Identify every line in the records below that contains the word "инфраструктуры", and reproduce each one.

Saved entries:
--- Begin ---
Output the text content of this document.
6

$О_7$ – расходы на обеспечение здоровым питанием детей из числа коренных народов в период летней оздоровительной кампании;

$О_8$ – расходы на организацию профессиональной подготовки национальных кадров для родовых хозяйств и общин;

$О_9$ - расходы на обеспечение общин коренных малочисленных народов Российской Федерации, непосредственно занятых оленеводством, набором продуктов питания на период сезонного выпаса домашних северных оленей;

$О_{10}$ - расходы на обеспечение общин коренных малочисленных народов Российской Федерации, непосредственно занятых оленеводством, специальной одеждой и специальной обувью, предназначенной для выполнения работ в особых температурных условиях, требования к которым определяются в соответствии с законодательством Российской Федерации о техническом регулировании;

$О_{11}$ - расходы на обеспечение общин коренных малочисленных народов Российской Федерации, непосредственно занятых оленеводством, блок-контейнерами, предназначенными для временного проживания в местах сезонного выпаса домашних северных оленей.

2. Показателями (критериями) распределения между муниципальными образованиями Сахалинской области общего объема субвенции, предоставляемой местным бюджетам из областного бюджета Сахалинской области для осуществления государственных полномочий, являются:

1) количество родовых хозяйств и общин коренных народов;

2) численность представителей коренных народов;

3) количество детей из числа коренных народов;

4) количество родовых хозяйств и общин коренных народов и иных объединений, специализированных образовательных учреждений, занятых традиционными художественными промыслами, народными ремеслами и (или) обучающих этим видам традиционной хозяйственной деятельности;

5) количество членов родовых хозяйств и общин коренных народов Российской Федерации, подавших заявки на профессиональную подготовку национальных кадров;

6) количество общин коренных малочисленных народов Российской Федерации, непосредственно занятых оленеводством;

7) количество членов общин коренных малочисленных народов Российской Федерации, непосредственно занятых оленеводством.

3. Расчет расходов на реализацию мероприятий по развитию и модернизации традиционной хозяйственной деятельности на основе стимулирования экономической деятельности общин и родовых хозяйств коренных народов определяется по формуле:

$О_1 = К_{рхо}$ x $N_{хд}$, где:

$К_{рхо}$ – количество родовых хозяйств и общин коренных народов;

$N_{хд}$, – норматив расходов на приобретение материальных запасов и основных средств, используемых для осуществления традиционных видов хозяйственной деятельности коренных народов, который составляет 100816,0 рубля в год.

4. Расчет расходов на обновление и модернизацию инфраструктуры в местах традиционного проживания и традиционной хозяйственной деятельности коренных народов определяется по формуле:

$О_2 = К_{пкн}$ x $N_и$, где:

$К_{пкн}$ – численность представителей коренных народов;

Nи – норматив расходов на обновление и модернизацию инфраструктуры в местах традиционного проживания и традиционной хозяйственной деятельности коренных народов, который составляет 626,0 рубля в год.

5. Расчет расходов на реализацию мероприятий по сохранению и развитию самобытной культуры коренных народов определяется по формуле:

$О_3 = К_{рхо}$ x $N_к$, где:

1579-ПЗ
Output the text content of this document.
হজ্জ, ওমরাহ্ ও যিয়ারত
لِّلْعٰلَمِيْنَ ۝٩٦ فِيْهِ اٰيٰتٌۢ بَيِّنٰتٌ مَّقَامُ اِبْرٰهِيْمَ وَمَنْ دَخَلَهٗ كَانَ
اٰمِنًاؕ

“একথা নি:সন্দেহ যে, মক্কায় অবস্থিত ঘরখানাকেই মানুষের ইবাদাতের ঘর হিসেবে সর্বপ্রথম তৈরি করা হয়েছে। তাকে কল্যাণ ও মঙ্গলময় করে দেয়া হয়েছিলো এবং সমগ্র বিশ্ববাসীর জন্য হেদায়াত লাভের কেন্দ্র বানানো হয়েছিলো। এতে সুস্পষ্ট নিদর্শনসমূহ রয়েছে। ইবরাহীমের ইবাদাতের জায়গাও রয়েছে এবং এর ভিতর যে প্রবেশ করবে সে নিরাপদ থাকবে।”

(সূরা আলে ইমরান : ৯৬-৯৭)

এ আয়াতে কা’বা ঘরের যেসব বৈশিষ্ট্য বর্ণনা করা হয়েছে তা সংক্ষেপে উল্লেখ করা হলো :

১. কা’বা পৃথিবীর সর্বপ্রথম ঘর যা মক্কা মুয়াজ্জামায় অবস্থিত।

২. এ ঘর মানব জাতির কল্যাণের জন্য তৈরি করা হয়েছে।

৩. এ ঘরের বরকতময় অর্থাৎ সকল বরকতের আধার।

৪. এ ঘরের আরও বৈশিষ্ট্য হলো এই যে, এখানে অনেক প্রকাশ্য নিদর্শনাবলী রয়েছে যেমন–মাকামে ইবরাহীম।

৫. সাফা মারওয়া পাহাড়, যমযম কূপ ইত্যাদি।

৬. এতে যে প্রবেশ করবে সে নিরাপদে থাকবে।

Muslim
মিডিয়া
--- End ---
COMPLETE OUTPUT:
4. Расчет расходов на обновление и модернизацию инфраструктуры в местах традиционного проживания и традиционной хозяйственной деятельности коренных народов определяется по формуле:
Nи – норматив расходов на обновление и модернизацию инфраструктуры в местах традиционного проживания и традиционной хозяйственной деятельности коренных народов, который составляет 626,0 рубля в год.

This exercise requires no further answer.